**REQUIRED WORK:** The listing below should be written out exactly; please include all of it.

>>

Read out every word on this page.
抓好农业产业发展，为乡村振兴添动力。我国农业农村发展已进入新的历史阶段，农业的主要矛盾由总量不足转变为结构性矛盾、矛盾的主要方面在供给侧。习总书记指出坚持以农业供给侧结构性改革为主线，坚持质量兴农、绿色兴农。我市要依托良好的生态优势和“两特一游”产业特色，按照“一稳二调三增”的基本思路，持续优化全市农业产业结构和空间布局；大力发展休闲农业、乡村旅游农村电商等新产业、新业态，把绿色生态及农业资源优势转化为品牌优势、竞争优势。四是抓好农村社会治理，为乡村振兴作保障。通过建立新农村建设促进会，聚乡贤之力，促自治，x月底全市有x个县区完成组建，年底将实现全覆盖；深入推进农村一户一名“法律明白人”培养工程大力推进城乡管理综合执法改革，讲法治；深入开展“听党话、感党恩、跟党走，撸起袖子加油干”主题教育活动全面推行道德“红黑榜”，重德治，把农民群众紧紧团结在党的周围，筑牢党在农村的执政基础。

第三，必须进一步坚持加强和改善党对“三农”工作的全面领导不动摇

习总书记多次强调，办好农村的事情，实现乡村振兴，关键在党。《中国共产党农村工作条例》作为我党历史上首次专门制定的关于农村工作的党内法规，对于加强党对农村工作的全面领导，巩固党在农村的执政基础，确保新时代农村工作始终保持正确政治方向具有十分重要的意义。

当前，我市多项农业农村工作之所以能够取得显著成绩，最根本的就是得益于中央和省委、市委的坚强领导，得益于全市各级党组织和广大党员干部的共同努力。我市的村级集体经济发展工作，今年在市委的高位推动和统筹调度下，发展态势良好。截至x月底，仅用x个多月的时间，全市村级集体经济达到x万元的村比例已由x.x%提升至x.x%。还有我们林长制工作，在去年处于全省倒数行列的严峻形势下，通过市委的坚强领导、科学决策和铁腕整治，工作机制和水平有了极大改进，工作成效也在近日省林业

<<

**EXERCISE SOLUTION:**
Read out every word on this page.
抓好农业产业发展，为乡村振兴添动力。我国农业农村发展已进入新的历史阶段，农业的主要矛盾由总量不足转变为结构性矛盾、矛盾的主要方面在供给侧。习总书记指出坚持以农业供给侧结构性改革为主线，坚持质量兴农、绿色兴农。我市要依托良好的生态优势和“两特一游”产业特色，按照“一稳二调三增”的基本思路，持续优化全市农业产业结构和空间布局；大力发展休闲农业、乡村旅游农村电商等新产业、新业态，把绿色生态及农业资源优势转化为品牌优势、竞争优势。四是抓好农村社会治理，为乡村振兴作保障。通过建立新农村建设促进会，聚乡贤之力，促自治，x月底全市有x个县区完成组建，年底将实现全覆盖；深入推进农村一户一名“法律明白人”培养工程大力推进城乡管理综合执法改革，讲法治；深入开展“听党话、感党恩、跟党走，撸起袖子加油干”主题教育活动全面推行道德“红黑榜”，重德治，把农民群众紧紧团结在党的周围，筑牢党在农村的执政基础。

第三，必须进一步坚持加强和改善党对“三农”工作的全面领导不动摇

习总书记多次强调，办好农村的事情，实现乡村振兴，关键在党。《中国共产党农村工作条例》作为我党历史上首次专门制定的关于农村工作的党内法规，对于加强党对农村工作的全面领导，巩固党在农村的执政基础，确保新时代农村工作始终保持正确政治方向具有十分重要的意义。

当前，我市多项农业农村工作之所以能够取得显著成绩，最根本的就是得益于中央和省委、市委的坚强领导，得益于全市各级党组织和广大党员干部的共同努力。我市的村级集体经济发展工作，今年在市委的高位推动和统筹调度下，发展态势良好。截至x月底，仅用x个多月的时间，全市村级集体经济达到x万元的村比例已由x.x%提升至x.x%。还有我们林长制工作，在去年处于全省倒数行列的严峻形势下，通过市委的坚强领导、科学决策和铁腕整治，工作机制和水平有了极大改进，工作成效也在近日省林业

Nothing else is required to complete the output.